GIVEN EXERCISE » Copy every record below exactly as written, but leave out the pictures.

● ● ● ● ● ● ●

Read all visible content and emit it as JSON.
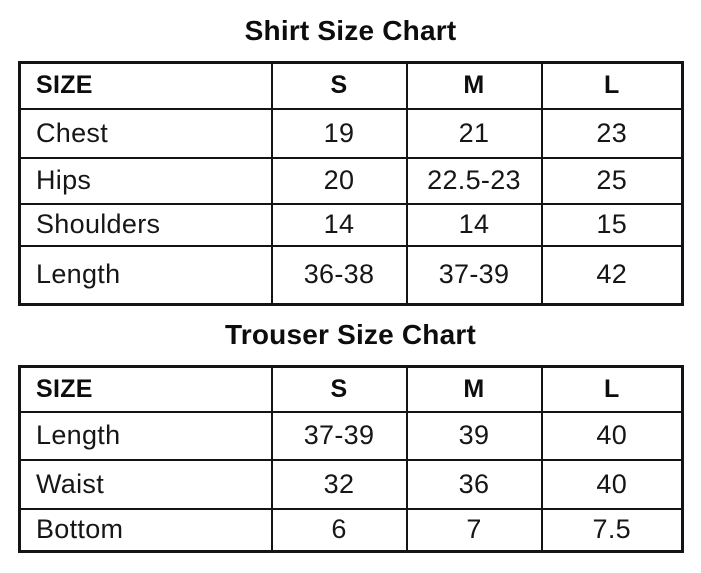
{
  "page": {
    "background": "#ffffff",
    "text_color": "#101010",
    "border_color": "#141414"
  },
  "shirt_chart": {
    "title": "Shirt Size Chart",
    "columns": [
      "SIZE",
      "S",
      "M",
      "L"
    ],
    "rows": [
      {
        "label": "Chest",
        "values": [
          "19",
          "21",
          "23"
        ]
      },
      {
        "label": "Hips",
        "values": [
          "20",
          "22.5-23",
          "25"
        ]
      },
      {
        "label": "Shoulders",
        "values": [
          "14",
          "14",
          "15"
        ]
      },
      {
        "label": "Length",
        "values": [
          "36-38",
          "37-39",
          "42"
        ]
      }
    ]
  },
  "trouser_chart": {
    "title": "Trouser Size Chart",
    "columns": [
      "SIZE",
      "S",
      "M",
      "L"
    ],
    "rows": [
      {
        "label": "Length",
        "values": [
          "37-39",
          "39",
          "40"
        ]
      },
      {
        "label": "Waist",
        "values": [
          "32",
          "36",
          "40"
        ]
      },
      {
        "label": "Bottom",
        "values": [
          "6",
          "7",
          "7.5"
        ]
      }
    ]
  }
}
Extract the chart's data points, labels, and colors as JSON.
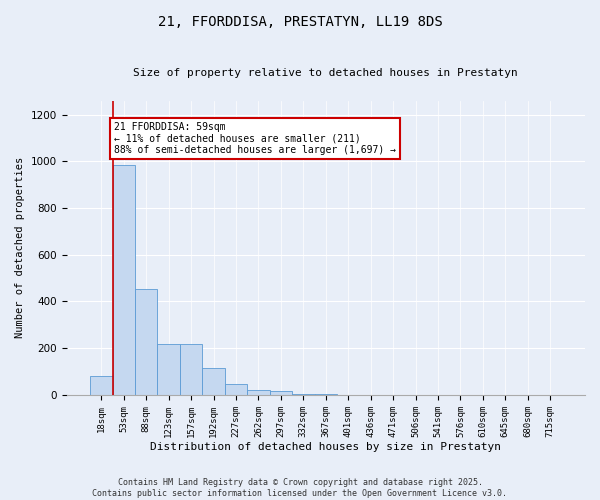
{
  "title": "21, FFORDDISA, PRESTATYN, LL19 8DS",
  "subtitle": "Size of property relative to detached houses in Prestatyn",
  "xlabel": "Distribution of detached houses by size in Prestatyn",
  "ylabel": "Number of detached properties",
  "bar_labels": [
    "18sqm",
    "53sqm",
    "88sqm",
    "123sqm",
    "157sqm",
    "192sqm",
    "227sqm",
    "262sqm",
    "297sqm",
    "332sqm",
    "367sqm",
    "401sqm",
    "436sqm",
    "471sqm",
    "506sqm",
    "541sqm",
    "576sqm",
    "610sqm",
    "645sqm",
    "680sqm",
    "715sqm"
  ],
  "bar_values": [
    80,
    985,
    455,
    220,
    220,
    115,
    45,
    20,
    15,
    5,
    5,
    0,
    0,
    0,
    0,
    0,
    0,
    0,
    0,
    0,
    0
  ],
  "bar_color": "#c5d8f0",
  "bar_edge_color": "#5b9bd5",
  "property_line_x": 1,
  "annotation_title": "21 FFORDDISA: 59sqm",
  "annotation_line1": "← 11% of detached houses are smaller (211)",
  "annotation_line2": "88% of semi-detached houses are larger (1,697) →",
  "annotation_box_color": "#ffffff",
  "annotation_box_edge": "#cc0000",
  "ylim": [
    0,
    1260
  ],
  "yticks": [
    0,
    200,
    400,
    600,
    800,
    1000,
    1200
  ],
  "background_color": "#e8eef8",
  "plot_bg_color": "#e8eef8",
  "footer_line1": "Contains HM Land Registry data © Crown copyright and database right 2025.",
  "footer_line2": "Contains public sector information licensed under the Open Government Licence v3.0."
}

● ● ● ● ● ● ●

REPLY TO THE EXERCISE »
Read all visible content and emit it as JSON.
{
  "page": {
    "background": "#ffffff",
    "text_color": "#101010",
    "border_color": "#141414"
  },
  "shirt_chart": {
    "title": "Shirt Size Chart",
    "columns": [
      "SIZE",
      "S",
      "M",
      "L"
    ],
    "rows": [
      {
        "label": "Chest",
        "values": [
          "19",
          "21",
          "23"
        ]
      },
      {
        "label": "Hips",
        "values": [
          "20",
          "22.5-23",
          "25"
        ]
      },
      {
        "label": "Shoulders",
        "values": [
          "14",
          "14",
          "15"
        ]
      },
      {
        "label": "Length",
        "values": [
          "36-38",
          "37-39",
          "42"
        ]
      }
    ]
  },
  "trouser_chart": {
    "title": "Trouser Size Chart",
    "columns": [
      "SIZE",
      "S",
      "M",
      "L"
    ],
    "rows": [
      {
        "label": "Length",
        "values": [
          "37-39",
          "39",
          "40"
        ]
      },
      {
        "label": "Waist",
        "values": [
          "32",
          "36",
          "40"
        ]
      },
      {
        "label": "Bottom",
        "values": [
          "6",
          "7",
          "7.5"
        ]
      }
    ]
  }
}
Extract the chart's data points, labels, and colors as JSON.
{
  "title": "21, FFORDDISA, PRESTATYN, LL19 8DS",
  "subtitle": "Size of property relative to detached houses in Prestatyn",
  "xlabel": "Distribution of detached houses by size in Prestatyn",
  "ylabel": "Number of detached properties",
  "bar_labels": [
    "18sqm",
    "53sqm",
    "88sqm",
    "123sqm",
    "157sqm",
    "192sqm",
    "227sqm",
    "262sqm",
    "297sqm",
    "332sqm",
    "367sqm",
    "401sqm",
    "436sqm",
    "471sqm",
    "506sqm",
    "541sqm",
    "576sqm",
    "610sqm",
    "645sqm",
    "680sqm",
    "715sqm"
  ],
  "bar_values": [
    80,
    985,
    455,
    220,
    220,
    115,
    45,
    20,
    15,
    5,
    5,
    0,
    0,
    0,
    0,
    0,
    0,
    0,
    0,
    0,
    0
  ],
  "bar_color": "#c5d8f0",
  "bar_edge_color": "#5b9bd5",
  "property_line_x": 1,
  "annotation_title": "21 FFORDDISA: 59sqm",
  "annotation_line1": "← 11% of detached houses are smaller (211)",
  "annotation_line2": "88% of semi-detached houses are larger (1,697) →",
  "annotation_box_color": "#ffffff",
  "annotation_box_edge": "#cc0000",
  "ylim": [
    0,
    1260
  ],
  "yticks": [
    0,
    200,
    400,
    600,
    800,
    1000,
    1200
  ],
  "background_color": "#e8eef8",
  "plot_bg_color": "#e8eef8",
  "footer_line1": "Contains HM Land Registry data © Crown copyright and database right 2025.",
  "footer_line2": "Contains public sector information licensed under the Open Government Licence v3.0."
}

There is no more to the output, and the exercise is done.